Rows from a figure dataset:
========================================================================

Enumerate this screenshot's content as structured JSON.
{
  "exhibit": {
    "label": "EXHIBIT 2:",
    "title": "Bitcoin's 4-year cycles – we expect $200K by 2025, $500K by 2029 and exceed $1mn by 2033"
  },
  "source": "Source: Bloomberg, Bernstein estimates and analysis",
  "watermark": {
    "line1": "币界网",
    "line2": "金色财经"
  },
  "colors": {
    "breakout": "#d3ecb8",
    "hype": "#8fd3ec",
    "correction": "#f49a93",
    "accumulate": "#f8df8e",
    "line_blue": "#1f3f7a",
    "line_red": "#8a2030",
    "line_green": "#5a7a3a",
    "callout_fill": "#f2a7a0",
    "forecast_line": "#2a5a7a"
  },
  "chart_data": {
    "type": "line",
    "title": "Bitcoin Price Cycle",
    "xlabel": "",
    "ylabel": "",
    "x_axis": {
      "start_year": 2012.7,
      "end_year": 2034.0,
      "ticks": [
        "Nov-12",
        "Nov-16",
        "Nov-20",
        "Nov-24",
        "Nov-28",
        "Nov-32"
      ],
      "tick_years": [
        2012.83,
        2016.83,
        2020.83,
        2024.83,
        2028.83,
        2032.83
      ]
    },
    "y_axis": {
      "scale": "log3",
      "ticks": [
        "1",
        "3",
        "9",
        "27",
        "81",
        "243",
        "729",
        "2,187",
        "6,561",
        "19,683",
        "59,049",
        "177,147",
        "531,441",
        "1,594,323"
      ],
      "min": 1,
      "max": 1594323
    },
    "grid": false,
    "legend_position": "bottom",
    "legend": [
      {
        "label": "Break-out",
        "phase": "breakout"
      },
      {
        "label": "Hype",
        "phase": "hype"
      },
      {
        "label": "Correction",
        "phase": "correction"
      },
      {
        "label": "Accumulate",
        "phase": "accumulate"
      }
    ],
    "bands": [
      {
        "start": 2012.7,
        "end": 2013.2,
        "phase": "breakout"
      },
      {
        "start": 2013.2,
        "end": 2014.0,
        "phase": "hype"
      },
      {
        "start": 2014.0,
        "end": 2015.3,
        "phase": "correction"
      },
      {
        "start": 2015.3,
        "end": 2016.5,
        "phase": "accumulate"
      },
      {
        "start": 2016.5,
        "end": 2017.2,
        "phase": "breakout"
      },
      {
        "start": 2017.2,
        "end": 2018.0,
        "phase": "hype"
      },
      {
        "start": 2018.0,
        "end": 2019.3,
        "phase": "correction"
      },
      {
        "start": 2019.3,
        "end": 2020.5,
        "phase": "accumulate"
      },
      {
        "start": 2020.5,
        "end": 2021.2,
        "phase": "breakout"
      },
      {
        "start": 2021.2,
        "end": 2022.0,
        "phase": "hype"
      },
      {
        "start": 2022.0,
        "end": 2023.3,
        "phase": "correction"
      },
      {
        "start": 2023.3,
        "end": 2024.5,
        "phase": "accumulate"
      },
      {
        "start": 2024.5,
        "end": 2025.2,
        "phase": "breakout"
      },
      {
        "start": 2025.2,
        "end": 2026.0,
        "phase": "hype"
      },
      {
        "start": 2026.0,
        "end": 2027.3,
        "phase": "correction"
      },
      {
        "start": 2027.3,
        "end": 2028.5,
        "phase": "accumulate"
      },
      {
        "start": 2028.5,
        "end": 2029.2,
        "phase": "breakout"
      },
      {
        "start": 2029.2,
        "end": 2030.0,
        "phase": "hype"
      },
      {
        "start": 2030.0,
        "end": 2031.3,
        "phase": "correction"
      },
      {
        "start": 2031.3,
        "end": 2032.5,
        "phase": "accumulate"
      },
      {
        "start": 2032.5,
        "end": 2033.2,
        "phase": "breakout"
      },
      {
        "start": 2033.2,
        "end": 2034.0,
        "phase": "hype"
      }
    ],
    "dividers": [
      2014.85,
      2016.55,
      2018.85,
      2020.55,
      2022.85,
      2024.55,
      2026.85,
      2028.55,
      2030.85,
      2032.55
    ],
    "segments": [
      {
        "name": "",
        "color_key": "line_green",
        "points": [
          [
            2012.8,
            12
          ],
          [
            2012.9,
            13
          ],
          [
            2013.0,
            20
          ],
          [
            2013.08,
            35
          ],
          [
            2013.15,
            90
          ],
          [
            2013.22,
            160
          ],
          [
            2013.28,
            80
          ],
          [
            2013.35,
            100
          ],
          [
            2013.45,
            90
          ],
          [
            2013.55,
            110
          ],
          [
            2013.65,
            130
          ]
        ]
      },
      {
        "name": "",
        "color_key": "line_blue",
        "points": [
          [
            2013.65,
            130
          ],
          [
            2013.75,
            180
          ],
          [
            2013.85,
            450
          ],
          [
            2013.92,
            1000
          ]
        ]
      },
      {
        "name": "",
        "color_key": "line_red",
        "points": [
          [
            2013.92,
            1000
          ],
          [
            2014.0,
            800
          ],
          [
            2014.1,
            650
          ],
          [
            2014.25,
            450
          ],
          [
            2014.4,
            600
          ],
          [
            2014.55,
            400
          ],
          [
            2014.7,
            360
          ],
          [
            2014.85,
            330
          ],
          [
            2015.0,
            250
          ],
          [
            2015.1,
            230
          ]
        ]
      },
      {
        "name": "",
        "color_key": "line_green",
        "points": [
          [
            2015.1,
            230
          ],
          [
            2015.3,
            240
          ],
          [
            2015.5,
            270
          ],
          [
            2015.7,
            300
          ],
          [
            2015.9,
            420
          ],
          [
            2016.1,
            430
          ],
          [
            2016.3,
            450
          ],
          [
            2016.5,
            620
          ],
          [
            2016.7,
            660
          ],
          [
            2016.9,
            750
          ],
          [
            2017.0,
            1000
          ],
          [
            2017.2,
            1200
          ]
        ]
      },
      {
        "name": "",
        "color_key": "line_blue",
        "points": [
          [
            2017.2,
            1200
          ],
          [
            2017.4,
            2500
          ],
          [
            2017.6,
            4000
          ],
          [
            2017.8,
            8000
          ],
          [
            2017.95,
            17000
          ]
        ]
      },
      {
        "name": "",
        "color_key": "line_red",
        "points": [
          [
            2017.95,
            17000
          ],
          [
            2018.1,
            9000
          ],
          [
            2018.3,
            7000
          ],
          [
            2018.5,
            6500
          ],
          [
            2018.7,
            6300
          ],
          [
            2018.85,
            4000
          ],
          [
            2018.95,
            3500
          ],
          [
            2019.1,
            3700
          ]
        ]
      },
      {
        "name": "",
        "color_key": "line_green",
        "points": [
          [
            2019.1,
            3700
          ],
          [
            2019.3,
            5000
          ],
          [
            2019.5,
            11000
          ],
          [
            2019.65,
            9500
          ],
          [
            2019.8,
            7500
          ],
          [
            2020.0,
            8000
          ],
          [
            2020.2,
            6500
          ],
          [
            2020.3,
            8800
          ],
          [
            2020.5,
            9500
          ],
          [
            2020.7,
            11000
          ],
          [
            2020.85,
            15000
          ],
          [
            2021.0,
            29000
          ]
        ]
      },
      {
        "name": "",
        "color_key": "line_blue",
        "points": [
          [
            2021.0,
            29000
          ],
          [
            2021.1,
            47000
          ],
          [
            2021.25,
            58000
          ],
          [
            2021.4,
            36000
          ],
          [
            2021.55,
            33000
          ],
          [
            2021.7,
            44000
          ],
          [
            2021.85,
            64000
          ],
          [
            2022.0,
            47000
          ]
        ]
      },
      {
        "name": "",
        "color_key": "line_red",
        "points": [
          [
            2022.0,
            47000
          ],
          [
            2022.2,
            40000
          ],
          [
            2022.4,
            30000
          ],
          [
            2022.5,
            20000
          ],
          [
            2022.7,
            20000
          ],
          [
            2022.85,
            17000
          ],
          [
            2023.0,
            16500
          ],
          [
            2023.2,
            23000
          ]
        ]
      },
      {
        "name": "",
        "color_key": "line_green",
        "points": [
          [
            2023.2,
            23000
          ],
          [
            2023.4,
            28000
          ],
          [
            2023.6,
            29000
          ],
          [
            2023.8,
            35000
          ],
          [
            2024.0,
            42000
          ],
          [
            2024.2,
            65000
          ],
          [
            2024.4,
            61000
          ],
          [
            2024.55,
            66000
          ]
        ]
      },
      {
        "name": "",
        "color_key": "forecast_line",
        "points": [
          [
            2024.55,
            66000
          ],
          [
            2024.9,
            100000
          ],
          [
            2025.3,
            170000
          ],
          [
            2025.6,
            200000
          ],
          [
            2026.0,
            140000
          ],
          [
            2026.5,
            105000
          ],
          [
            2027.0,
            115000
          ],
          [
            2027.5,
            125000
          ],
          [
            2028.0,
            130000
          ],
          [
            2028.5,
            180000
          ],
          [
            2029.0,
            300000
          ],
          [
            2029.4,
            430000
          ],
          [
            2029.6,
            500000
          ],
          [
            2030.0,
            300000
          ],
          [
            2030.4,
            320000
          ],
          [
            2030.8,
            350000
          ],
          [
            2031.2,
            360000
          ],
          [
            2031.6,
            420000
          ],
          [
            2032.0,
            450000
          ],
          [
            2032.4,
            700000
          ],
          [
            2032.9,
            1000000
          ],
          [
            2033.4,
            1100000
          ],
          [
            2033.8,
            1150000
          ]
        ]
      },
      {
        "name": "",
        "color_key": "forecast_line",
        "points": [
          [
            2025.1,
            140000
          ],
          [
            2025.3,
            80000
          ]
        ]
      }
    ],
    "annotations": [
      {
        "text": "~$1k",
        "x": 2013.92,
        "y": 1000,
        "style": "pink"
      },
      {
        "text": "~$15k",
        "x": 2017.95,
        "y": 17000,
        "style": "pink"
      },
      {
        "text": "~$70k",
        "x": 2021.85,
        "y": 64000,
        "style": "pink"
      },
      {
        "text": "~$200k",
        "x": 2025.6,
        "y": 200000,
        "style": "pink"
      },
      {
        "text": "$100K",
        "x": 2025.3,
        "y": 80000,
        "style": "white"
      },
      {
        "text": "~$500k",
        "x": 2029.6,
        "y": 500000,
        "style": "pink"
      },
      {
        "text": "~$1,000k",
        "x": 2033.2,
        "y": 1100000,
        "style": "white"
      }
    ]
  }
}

========================================================================

- Instructions to follow -
Show every line from the entries above in which "Bitcoin" appears.

- Finished exercise -
    "title": "Bitcoin's 4-year cycles – we expect $200K by 2025, $500K by 2029 and exceed $1mn by 2033"
    "title": "Bitcoin Price Cycle",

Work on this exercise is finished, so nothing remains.